[Data provided]
════

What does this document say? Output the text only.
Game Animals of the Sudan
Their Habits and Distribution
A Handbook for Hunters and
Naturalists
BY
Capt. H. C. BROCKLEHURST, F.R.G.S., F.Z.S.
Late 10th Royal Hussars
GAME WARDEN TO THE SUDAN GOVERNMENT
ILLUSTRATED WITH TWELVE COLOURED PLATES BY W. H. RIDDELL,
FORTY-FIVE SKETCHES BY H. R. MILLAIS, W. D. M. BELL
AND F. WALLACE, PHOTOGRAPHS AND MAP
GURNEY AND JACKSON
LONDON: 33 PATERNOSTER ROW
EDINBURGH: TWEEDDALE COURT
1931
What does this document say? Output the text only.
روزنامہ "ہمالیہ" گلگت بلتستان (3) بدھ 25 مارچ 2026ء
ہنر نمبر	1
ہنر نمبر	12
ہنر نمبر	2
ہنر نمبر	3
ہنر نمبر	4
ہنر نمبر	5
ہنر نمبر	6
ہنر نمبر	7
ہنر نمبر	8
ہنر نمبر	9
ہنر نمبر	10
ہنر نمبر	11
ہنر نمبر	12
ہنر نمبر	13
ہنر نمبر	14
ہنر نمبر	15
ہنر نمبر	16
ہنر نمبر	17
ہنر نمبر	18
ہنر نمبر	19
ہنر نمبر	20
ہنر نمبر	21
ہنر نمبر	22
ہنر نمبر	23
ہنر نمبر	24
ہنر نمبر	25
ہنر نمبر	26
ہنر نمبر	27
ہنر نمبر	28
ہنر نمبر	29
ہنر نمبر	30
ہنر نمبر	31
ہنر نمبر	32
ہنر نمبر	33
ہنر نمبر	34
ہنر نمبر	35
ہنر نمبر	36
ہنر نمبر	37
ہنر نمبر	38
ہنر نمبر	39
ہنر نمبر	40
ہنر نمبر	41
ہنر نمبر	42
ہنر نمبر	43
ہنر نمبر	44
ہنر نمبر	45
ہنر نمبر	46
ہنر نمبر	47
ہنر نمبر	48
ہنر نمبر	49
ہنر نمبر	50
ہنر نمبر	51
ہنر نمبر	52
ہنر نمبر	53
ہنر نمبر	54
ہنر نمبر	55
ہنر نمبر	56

════

[Set task] Write out the records shown above, exactly as they appear.

[Exercise answer]
What does this document say? Output the text only.
Game Animals of the Sudan
Their Habits and Distribution
A Handbook for Hunters and
Naturalists
BY
Capt. H. C. BROCKLEHURST, F.R.G.S., F.Z.S.
Late 10th Royal Hussars
GAME WARDEN TO THE SUDAN GOVERNMENT
ILLUSTRATED WITH TWELVE COLOURED PLATES BY W. H. RIDDELL,
FORTY-FIVE SKETCHES BY H. R. MILLAIS, W. D. M. BELL
AND F. WALLACE, PHOTOGRAPHS AND MAP
GURNEY AND JACKSON
LONDON: 33 PATERNOSTER ROW
EDINBURGH: TWEEDDALE COURT
1931
What does this document say? Output the text only.
روزنامہ "ہمالیہ" گلگت بلتستان (3) بدھ 25 مارچ 2026ء
ہنر نمبر	1
ہنر نمبر	12
ہنر نمبر	2
ہنر نمبر	3
ہنر نمبر	4
ہنر نمبر	5
ہنر نمبر	6
ہنر نمبر	7
ہنر نمبر	8
ہنر نمبر	9
ہنر نمبر	10
ہنر نمبر	11
ہنر نمبر	12
ہنر نمبر	13
ہنر نمبر	14
ہنر نمبر	15
ہنر نمبر	16
ہنر نمبر	17
ہنر نمبر	18
ہنر نمبر	19
ہنر نمبر	20
ہنر نمبر	21
ہنر نمبر	22
ہنر نمبر	23
ہنر نمبر	24
ہنر نمبر	25
ہنر نمبر	26
ہنر نمبر	27
ہنر نمبر	28
ہنر نمبر	29
ہنر نمبر	30
ہنر نمبر	31
ہنر نمبر	32
ہنر نمبر	33
ہنر نمبر	34
ہنر نمبر	35
ہنر نمبر	36
ہنر نمبر	37
ہنر نمبر	38
ہنر نمبر	39
ہنر نمبر	40
ہنر نمبر	41
ہنر نمبر	42
ہنر نمبر	43
ہنر نمبر	44
ہنر نمبر	45
ہنر نمبر	46
ہنر نمبر	47
ہنر نمبر	48
ہنر نمبر	49
ہنر نمبر	50
ہنر نمبر	51
ہنر نمبر	52
ہنر نمبر	53
ہنر نمبر	54
ہنر نمبر	55
ہنر نمبر	56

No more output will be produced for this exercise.